_GOAL OF THE EXERCISE:_
The records below must be retyped exactly.

************

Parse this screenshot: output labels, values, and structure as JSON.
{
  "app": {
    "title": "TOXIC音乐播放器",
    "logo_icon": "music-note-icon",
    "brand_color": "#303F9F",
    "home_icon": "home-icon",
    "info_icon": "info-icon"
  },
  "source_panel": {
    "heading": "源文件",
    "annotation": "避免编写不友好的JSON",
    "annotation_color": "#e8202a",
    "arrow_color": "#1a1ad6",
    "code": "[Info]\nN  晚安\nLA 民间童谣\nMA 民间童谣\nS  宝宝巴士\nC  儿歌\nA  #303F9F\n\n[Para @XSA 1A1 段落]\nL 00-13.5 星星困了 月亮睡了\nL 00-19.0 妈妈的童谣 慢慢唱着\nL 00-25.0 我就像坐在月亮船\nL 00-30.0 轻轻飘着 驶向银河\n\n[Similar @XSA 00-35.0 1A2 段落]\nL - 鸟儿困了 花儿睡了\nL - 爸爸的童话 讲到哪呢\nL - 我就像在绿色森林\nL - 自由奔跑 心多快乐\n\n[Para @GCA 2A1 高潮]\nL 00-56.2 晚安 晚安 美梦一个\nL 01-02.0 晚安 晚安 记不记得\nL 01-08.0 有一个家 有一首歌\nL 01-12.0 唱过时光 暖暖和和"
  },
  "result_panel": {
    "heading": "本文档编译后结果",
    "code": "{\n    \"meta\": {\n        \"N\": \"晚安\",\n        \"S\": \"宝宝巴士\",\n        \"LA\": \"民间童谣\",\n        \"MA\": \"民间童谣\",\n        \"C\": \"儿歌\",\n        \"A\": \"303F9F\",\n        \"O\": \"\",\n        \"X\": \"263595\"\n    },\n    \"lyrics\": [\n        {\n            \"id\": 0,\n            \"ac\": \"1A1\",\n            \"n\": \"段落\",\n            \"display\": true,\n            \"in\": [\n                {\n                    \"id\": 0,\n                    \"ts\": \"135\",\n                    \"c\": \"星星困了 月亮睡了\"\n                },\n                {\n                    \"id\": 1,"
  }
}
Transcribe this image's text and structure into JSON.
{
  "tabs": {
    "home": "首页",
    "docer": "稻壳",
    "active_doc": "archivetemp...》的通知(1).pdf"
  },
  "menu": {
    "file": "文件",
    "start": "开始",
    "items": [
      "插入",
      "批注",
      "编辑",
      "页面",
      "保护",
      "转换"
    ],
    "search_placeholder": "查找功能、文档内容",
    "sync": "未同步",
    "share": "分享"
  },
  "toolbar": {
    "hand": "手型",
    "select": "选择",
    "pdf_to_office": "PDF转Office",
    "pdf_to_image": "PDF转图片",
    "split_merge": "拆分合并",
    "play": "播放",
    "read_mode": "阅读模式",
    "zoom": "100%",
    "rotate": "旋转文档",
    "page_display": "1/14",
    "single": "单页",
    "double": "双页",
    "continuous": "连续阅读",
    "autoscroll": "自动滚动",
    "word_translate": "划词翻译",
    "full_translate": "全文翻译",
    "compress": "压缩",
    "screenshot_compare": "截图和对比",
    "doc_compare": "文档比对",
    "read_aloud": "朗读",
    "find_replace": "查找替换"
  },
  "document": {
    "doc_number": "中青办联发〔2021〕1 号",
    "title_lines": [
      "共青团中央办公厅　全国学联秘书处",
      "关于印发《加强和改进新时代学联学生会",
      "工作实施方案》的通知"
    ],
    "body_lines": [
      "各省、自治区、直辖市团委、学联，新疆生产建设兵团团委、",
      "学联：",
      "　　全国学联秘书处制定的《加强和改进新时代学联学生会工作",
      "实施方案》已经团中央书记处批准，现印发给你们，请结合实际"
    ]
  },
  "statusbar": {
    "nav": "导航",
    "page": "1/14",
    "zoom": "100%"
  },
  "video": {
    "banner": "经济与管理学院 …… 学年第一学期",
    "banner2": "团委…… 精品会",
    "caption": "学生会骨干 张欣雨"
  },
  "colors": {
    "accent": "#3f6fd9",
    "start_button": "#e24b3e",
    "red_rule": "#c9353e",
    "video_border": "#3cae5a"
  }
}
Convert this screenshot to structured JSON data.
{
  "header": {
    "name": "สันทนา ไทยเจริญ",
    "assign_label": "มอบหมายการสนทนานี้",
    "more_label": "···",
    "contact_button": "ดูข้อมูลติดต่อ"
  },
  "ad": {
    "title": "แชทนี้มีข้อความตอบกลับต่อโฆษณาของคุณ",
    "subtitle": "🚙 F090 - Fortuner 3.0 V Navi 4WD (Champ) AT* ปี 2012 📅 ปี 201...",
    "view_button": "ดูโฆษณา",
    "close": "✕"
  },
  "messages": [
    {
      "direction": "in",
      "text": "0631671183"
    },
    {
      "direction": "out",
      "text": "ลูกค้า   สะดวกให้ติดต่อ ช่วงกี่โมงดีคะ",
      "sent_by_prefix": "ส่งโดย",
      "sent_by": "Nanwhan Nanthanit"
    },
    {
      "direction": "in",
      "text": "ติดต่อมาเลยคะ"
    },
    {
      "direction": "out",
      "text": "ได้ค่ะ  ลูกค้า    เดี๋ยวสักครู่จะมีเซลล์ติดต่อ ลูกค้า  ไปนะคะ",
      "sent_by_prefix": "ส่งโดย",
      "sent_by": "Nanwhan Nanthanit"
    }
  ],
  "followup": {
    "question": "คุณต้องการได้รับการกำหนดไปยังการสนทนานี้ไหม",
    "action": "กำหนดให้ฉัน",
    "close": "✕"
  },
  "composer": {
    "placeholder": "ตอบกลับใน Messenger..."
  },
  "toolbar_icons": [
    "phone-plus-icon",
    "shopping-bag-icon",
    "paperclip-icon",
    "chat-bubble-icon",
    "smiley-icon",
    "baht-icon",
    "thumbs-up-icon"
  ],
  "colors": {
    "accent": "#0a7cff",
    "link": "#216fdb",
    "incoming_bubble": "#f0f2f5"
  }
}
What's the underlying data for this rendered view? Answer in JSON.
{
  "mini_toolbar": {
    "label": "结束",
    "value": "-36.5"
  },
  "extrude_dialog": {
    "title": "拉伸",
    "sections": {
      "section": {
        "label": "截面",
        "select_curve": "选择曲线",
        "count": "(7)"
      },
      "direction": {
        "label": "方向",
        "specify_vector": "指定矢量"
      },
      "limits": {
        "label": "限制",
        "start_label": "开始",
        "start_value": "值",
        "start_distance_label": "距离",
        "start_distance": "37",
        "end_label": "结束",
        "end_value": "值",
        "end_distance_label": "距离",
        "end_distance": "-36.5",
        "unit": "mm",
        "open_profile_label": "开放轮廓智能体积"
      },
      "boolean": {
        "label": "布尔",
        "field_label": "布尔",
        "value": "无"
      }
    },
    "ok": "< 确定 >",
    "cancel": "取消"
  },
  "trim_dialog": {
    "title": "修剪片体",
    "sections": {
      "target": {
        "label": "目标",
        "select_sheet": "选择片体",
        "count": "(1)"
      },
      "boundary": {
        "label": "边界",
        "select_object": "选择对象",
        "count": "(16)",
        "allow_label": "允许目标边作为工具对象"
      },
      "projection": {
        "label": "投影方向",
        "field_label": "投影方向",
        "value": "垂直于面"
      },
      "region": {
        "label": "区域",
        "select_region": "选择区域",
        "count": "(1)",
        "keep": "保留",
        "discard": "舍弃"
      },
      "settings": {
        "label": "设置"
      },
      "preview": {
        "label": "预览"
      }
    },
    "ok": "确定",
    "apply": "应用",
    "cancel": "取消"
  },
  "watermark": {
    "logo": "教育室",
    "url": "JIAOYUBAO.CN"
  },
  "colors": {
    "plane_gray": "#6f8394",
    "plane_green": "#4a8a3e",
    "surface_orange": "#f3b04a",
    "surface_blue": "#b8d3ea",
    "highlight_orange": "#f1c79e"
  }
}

************

_EXERCISE ANSWER:_
Parse this screenshot: output labels, values, and structure as JSON.
{
  "app": {
    "title": "TOXIC音乐播放器",
    "logo_icon": "music-note-icon",
    "brand_color": "#303F9F",
    "home_icon": "home-icon",
    "info_icon": "info-icon"
  },
  "source_panel": {
    "heading": "源文件",
    "annotation": "避免编写不友好的JSON",
    "annotation_color": "#e8202a",
    "arrow_color": "#1a1ad6",
    "code": "[Info]\nN  晚安\nLA 民间童谣\nMA 民间童谣\nS  宝宝巴士\nC  儿歌\nA  #303F9F\n\n[Para @XSA 1A1 段落]\nL 00-13.5 星星困了 月亮睡了\nL 00-19.0 妈妈的童谣 慢慢唱着\nL 00-25.0 我就像坐在月亮船\nL 00-30.0 轻轻飘着 驶向银河\n\n[Similar @XSA 00-35.0 1A2 段落]\nL - 鸟儿困了 花儿睡了\nL - 爸爸的童话 讲到哪呢\nL - 我就像在绿色森林\nL - 自由奔跑 心多快乐\n\n[Para @GCA 2A1 高潮]\nL 00-56.2 晚安 晚安 美梦一个\nL 01-02.0 晚安 晚安 记不记得\nL 01-08.0 有一个家 有一首歌\nL 01-12.0 唱过时光 暖暖和和"
  },
  "result_panel": {
    "heading": "本文档编译后结果",
    "code": "{\n    \"meta\": {\n        \"N\": \"晚安\",\n        \"S\": \"宝宝巴士\",\n        \"LA\": \"民间童谣\",\n        \"MA\": \"民间童谣\",\n        \"C\": \"儿歌\",\n        \"A\": \"303F9F\",\n        \"O\": \"\",\n        \"X\": \"263595\"\n    },\n    \"lyrics\": [\n        {\n            \"id\": 0,\n            \"ac\": \"1A1\",\n            \"n\": \"段落\",\n            \"display\": true,\n            \"in\": [\n                {\n                    \"id\": 0,\n                    \"ts\": \"135\",\n                    \"c\": \"星星困了 月亮睡了\"\n                },\n                {\n                    \"id\": 1,"
  }
}
Transcribe this image's text and structure into JSON.
{
  "tabs": {
    "home": "首页",
    "docer": "稻壳",
    "active_doc": "archivetemp...》的通知(1).pdf"
  },
  "menu": {
    "file": "文件",
    "start": "开始",
    "items": [
      "插入",
      "批注",
      "编辑",
      "页面",
      "保护",
      "转换"
    ],
    "search_placeholder": "查找功能、文档内容",
    "sync": "未同步",
    "share": "分享"
  },
  "toolbar": {
    "hand": "手型",
    "select": "选择",
    "pdf_to_office": "PDF转Office",
    "pdf_to_image": "PDF转图片",
    "split_merge": "拆分合并",
    "play": "播放",
    "read_mode": "阅读模式",
    "zoom": "100%",
    "rotate": "旋转文档",
    "page_display": "1/14",
    "single": "单页",
    "double": "双页",
    "continuous": "连续阅读",
    "autoscroll": "自动滚动",
    "word_translate": "划词翻译",
    "full_translate": "全文翻译",
    "compress": "压缩",
    "screenshot_compare": "截图和对比",
    "doc_compare": "文档比对",
    "read_aloud": "朗读",
    "find_replace": "查找替换"
  },
  "document": {
    "doc_number": "中青办联发〔2021〕1 号",
    "title_lines": [
      "共青团中央办公厅　全国学联秘书处",
      "关于印发《加强和改进新时代学联学生会",
      "工作实施方案》的通知"
    ],
    "body_lines": [
      "各省、自治区、直辖市团委、学联，新疆生产建设兵团团委、",
      "学联：",
      "　　全国学联秘书处制定的《加强和改进新时代学联学生会工作",
      "实施方案》已经团中央书记处批准，现印发给你们，请结合实际"
    ]
  },
  "statusbar": {
    "nav": "导航",
    "page": "1/14",
    "zoom": "100%"
  },
  "video": {
    "banner": "经济与管理学院 …… 学年第一学期",
    "banner2": "团委…… 精品会",
    "caption": "学生会骨干 张欣雨"
  },
  "colors": {
    "accent": "#3f6fd9",
    "start_button": "#e24b3e",
    "red_rule": "#c9353e",
    "video_border": "#3cae5a"
  }
}
Convert this screenshot to structured JSON data.
{
  "header": {
    "name": "สันทนา ไทยเจริญ",
    "assign_label": "มอบหมายการสนทนานี้",
    "more_label": "···",
    "contact_button": "ดูข้อมูลติดต่อ"
  },
  "ad": {
    "title": "แชทนี้มีข้อความตอบกลับต่อโฆษณาของคุณ",
    "subtitle": "🚙 F090 - Fortuner 3.0 V Navi 4WD (Champ) AT* ปี 2012 📅 ปี 201...",
    "view_button": "ดูโฆษณา",
    "close": "✕"
  },
  "messages": [
    {
      "direction": "in",
      "text": "0631671183"
    },
    {
      "direction": "out",
      "text": "ลูกค้า   สะดวกให้ติดต่อ ช่วงกี่โมงดีคะ",
      "sent_by_prefix": "ส่งโดย",
      "sent_by": "Nanwhan Nanthanit"
    },
    {
      "direction": "in",
      "text": "ติดต่อมาเลยคะ"
    },
    {
      "direction": "out",
      "text": "ได้ค่ะ  ลูกค้า    เดี๋ยวสักครู่จะมีเซลล์ติดต่อ ลูกค้า  ไปนะคะ",
      "sent_by_prefix": "ส่งโดย",
      "sent_by": "Nanwhan Nanthanit"
    }
  ],
  "followup": {
    "question": "คุณต้องการได้รับการกำหนดไปยังการสนทนานี้ไหม",
    "action": "กำหนดให้ฉัน",
    "close": "✕"
  },
  "composer": {
    "placeholder": "ตอบกลับใน Messenger..."
  },
  "toolbar_icons": [
    "phone-plus-icon",
    "shopping-bag-icon",
    "paperclip-icon",
    "chat-bubble-icon",
    "smiley-icon",
    "baht-icon",
    "thumbs-up-icon"
  ],
  "colors": {
    "accent": "#0a7cff",
    "link": "#216fdb",
    "incoming_bubble": "#f0f2f5"
  }
}
What's the underlying data for this rendered view? Answer in JSON.
{
  "mini_toolbar": {
    "label": "结束",
    "value": "-36.5"
  },
  "extrude_dialog": {
    "title": "拉伸",
    "sections": {
      "section": {
        "label": "截面",
        "select_curve": "选择曲线",
        "count": "(7)"
      },
      "direction": {
        "label": "方向",
        "specify_vector": "指定矢量"
      },
      "limits": {
        "label": "限制",
        "start_label": "开始",
        "start_value": "值",
        "start_distance_label": "距离",
        "start_distance": "37",
        "end_label": "结束",
        "end_value": "值",
        "end_distance_label": "距离",
        "end_distance": "-36.5",
        "unit": "mm",
        "open_profile_label": "开放轮廓智能体积"
      },
      "boolean": {
        "label": "布尔",
        "field_label": "布尔",
        "value": "无"
      }
    },
    "ok": "< 确定 >",
    "cancel": "取消"
  },
  "trim_dialog": {
    "title": "修剪片体",
    "sections": {
      "target": {
        "label": "目标",
        "select_sheet": "选择片体",
        "count": "(1)"
      },
      "boundary": {
        "label": "边界",
        "select_object": "选择对象",
        "count": "(16)",
        "allow_label": "允许目标边作为工具对象"
      },
      "projection": {
        "label": "投影方向",
        "field_label": "投影方向",
        "value": "垂直于面"
      },
      "region": {
        "label": "区域",
        "select_region": "选择区域",
        "count": "(1)",
        "keep": "保留",
        "discard": "舍弃"
      },
      "settings": {
        "label": "设置"
      },
      "preview": {
        "label": "预览"
      }
    },
    "ok": "确定",
    "apply": "应用",
    "cancel": "取消"
  },
  "watermark": {
    "logo": "教育室",
    "url": "JIAOYUBAO.CN"
  },
  "colors": {
    "plane_gray": "#6f8394",
    "plane_green": "#4a8a3e",
    "surface_orange": "#f3b04a",
    "surface_blue": "#b8d3ea",
    "highlight_orange": "#f1c79e"
  }
}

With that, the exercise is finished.